--- WHAT THE TASK REQUIRES ---
Find every line in the records below that holds the word "name", and copy each one.

--- PROVIDED INFORMATION ---
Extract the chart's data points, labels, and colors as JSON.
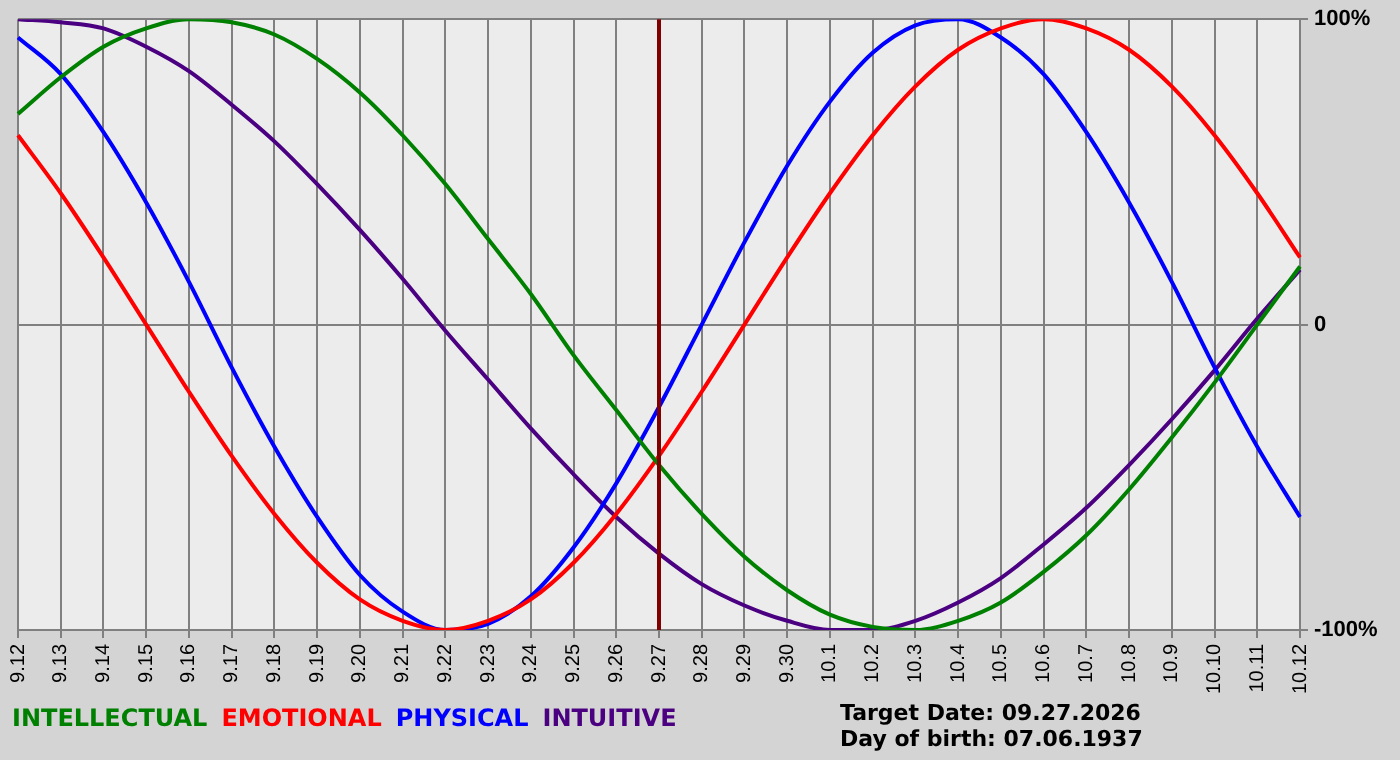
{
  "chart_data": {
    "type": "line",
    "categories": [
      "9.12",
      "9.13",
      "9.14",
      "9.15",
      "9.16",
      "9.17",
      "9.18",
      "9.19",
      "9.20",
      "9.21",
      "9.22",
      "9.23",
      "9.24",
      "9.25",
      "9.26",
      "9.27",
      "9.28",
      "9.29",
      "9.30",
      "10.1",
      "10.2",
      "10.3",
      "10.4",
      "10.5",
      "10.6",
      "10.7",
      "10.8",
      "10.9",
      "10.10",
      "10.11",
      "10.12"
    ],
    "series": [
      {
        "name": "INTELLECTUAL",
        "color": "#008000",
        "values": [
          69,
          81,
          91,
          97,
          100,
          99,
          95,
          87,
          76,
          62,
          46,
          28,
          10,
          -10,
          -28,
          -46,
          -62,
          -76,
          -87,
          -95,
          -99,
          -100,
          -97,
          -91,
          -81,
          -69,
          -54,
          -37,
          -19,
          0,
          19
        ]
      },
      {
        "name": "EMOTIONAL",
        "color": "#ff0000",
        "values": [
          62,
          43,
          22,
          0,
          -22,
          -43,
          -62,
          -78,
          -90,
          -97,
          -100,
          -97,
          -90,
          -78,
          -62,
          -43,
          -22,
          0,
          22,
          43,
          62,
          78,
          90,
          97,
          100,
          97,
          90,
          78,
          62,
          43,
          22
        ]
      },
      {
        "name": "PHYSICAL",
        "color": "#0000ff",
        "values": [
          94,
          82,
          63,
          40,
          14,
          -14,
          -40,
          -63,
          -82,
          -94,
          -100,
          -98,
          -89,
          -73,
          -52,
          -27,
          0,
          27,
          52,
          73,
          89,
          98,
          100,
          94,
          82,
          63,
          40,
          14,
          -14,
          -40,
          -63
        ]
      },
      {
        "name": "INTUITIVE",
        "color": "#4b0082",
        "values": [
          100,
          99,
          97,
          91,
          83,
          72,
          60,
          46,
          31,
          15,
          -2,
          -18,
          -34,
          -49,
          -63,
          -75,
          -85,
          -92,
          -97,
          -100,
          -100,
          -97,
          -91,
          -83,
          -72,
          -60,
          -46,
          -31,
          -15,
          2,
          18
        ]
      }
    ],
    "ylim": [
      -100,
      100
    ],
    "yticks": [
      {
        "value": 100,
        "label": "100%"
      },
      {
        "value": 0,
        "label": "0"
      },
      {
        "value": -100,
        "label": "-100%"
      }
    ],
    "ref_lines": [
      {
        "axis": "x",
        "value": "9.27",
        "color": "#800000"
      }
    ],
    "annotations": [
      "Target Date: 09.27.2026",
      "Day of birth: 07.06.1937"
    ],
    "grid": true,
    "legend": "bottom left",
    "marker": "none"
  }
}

--- CORRECT ANSWER ---
        "name": "INTELLECTUAL",
        "name": "EMOTIONAL",
        "name": "PHYSICAL",
        "name": "INTUITIVE",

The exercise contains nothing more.